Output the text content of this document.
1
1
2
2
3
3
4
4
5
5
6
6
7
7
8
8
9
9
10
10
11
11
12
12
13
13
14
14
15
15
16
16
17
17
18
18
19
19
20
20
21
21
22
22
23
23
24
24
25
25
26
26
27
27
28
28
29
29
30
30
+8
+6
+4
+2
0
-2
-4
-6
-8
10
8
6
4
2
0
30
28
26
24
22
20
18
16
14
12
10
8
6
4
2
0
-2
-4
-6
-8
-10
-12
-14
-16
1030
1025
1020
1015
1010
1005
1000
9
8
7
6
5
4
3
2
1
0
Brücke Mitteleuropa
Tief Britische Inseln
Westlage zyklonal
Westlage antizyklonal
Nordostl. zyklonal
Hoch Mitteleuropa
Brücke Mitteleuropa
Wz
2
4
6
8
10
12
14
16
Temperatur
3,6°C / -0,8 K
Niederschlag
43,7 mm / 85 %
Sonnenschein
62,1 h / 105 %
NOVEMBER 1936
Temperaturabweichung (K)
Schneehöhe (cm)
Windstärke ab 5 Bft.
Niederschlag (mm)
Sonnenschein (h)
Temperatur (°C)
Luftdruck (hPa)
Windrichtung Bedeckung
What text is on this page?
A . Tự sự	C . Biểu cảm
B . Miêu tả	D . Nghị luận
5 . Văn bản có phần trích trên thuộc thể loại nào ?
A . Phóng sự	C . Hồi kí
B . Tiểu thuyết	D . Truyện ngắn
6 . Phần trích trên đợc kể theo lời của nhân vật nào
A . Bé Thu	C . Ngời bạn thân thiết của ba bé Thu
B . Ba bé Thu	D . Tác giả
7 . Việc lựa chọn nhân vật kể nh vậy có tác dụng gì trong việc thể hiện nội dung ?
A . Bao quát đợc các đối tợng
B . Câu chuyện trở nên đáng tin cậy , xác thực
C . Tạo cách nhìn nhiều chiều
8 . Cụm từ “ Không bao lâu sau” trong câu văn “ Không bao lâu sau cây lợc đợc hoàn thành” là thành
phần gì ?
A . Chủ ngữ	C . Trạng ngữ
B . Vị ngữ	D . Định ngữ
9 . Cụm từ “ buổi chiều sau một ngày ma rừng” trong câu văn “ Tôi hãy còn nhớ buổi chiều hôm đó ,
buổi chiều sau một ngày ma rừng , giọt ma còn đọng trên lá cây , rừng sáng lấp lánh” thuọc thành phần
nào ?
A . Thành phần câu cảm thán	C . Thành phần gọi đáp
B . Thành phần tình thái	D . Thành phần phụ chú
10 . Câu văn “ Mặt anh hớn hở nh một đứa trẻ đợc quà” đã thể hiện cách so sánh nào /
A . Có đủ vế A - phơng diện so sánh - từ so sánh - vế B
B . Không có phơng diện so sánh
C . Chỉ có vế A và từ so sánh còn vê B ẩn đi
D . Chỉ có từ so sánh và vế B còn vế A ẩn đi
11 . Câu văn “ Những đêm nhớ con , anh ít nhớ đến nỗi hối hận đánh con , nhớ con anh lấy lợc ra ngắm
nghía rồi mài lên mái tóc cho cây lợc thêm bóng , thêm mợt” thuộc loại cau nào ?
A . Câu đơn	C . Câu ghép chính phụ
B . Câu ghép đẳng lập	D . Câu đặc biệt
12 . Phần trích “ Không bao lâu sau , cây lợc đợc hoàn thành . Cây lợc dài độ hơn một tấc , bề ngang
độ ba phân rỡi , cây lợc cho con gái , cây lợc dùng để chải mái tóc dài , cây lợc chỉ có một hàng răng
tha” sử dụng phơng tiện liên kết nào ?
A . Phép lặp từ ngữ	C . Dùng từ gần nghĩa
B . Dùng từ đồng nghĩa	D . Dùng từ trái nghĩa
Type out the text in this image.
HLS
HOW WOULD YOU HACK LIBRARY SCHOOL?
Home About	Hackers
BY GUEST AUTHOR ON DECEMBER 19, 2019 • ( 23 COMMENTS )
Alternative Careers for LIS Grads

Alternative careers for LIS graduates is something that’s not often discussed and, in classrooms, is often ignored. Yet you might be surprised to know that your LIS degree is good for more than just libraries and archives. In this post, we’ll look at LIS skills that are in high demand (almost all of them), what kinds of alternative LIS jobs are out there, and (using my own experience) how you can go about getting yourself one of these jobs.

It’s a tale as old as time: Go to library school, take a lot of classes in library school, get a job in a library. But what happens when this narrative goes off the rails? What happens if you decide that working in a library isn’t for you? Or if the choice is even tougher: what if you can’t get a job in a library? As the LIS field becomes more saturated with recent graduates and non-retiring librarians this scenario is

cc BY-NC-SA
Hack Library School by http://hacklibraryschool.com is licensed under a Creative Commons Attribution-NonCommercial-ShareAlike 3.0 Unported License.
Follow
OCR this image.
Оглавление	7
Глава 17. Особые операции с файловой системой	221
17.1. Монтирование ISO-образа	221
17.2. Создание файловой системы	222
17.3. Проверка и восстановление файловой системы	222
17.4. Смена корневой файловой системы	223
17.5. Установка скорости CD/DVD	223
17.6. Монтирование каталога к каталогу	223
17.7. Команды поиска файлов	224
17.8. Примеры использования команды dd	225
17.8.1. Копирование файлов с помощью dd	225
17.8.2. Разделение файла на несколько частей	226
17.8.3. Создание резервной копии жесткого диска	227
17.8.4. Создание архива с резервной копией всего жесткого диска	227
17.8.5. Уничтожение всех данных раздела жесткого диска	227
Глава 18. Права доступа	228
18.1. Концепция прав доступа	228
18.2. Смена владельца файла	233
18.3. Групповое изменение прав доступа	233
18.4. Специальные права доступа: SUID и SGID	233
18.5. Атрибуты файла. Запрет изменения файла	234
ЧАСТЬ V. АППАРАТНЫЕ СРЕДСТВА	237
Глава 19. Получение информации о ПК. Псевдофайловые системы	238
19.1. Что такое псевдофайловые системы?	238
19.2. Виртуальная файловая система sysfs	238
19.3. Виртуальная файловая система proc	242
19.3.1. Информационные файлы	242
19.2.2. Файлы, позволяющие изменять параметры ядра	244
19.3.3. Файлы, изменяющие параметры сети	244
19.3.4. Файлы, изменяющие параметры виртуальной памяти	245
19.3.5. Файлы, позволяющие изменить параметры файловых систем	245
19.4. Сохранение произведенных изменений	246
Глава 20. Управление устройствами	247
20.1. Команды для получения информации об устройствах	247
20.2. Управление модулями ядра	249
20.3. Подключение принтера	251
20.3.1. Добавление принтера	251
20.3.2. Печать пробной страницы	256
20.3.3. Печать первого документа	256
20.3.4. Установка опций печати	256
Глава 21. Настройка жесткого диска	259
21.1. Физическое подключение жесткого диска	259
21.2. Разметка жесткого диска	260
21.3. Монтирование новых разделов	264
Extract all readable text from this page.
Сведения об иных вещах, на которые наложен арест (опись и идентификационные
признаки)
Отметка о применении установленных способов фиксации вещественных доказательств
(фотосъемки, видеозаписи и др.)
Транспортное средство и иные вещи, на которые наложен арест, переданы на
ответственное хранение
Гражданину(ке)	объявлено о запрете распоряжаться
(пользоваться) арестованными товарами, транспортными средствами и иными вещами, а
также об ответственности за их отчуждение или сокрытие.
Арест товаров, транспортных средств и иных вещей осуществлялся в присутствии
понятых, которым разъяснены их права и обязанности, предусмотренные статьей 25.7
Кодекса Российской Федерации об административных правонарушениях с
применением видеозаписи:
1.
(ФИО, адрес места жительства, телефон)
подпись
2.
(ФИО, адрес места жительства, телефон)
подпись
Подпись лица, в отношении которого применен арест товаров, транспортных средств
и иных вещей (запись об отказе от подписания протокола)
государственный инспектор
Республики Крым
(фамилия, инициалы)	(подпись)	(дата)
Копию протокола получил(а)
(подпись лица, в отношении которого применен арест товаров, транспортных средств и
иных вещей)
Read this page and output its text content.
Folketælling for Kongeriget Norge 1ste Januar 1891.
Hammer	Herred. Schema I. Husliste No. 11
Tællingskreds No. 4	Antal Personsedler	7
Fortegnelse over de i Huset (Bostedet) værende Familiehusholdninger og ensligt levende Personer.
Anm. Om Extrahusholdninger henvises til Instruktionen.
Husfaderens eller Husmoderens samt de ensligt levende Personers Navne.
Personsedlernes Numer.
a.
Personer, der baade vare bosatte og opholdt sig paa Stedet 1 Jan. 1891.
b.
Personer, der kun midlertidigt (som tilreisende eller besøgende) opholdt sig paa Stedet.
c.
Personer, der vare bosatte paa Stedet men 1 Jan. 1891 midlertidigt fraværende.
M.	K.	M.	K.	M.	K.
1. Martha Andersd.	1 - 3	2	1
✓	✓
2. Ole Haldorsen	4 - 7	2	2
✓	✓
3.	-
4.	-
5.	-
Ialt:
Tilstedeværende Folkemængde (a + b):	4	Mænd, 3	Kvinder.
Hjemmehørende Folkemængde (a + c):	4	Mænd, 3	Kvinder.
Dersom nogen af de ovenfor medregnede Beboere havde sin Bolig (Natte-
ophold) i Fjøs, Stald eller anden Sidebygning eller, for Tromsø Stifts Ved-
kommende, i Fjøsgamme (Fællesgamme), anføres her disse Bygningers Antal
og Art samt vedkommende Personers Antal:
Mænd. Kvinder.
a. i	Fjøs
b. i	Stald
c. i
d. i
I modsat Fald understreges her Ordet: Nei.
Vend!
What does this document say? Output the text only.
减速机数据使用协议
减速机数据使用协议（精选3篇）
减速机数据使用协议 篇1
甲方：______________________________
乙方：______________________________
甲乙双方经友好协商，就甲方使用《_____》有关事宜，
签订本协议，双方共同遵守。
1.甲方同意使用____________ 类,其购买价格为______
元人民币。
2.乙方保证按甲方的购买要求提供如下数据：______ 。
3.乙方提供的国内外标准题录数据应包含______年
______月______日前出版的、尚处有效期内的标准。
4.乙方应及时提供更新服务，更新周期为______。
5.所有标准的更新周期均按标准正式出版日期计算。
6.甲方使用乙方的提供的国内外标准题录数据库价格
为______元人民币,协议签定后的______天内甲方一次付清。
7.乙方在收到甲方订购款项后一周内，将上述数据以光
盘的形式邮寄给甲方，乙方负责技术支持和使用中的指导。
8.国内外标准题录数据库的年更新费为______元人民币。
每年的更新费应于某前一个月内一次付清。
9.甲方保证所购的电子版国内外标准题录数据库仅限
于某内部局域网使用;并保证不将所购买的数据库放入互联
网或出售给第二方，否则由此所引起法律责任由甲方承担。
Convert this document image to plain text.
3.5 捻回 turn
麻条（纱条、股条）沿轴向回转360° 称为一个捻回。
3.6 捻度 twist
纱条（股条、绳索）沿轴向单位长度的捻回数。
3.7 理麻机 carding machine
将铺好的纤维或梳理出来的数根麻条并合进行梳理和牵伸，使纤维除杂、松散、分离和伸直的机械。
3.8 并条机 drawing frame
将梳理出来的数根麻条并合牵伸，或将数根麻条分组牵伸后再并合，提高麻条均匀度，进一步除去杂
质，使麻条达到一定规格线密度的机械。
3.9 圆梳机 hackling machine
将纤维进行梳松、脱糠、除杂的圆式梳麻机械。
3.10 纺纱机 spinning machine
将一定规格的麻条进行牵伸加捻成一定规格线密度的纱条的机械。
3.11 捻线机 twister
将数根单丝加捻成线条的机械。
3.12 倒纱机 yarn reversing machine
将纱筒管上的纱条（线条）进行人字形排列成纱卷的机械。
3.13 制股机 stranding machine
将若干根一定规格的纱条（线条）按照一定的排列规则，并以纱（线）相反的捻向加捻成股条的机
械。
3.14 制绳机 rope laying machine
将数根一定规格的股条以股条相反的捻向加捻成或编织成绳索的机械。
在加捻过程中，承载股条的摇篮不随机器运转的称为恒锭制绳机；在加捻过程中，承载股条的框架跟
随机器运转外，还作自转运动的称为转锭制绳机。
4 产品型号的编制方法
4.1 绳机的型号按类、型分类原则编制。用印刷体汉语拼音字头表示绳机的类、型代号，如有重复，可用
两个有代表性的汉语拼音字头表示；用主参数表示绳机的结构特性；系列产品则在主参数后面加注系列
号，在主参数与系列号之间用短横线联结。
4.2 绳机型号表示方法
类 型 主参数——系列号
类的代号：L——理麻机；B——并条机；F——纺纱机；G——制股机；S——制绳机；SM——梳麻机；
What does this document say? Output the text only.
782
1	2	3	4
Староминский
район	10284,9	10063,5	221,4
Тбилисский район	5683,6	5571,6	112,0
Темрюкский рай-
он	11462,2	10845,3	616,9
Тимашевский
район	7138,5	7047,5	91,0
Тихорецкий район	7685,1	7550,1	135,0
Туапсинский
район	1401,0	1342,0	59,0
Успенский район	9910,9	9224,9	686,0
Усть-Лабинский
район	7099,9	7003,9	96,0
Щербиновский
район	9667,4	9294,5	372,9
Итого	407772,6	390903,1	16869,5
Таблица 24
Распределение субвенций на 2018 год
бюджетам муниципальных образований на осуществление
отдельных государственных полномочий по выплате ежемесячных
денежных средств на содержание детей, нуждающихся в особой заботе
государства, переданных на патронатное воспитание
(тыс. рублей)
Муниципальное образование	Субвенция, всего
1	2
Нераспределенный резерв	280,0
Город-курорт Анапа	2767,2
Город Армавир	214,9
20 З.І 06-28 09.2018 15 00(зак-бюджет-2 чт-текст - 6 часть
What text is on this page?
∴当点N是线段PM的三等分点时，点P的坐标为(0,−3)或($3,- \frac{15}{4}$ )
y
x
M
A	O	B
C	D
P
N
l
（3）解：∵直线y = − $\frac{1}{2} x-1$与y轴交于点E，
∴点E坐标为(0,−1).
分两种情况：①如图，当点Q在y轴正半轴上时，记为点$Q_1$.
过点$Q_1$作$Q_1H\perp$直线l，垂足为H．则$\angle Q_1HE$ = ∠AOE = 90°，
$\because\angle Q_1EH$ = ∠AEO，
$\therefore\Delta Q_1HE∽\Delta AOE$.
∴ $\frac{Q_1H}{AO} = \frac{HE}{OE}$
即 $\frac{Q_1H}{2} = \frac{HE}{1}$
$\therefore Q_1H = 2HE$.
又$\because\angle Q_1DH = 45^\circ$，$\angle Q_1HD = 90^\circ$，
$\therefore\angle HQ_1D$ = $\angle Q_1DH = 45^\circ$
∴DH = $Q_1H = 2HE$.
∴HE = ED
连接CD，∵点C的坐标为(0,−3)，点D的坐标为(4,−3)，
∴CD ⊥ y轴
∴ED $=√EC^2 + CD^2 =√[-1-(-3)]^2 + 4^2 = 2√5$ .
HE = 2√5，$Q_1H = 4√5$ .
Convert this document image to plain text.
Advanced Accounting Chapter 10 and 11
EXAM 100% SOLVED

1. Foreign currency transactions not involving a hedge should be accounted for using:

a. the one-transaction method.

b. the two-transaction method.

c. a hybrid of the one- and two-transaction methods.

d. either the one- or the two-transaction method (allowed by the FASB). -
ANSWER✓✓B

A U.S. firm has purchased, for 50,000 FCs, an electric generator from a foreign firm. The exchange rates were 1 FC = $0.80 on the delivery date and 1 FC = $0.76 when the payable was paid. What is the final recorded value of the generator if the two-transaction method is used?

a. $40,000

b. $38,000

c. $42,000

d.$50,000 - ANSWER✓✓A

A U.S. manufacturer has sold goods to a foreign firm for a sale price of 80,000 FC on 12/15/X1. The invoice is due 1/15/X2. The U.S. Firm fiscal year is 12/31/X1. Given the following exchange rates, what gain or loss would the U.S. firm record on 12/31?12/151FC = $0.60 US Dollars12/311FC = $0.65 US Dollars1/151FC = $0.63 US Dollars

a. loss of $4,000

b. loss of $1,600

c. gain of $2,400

========================================

- _EXERCISE DESCRIPTION_
Leave out every line without the string "rừng" and copy the rest.

- _RESPONSE_
9 . Cụm từ “ buổi chiều sau một ngày ma rừng” trong câu văn “ Tôi hãy còn nhớ buổi chiều hôm đó ,
buổi chiều sau một ngày ma rừng , giọt ma còn đọng trên lá cây , rừng sáng lấp lánh” thuọc thành phần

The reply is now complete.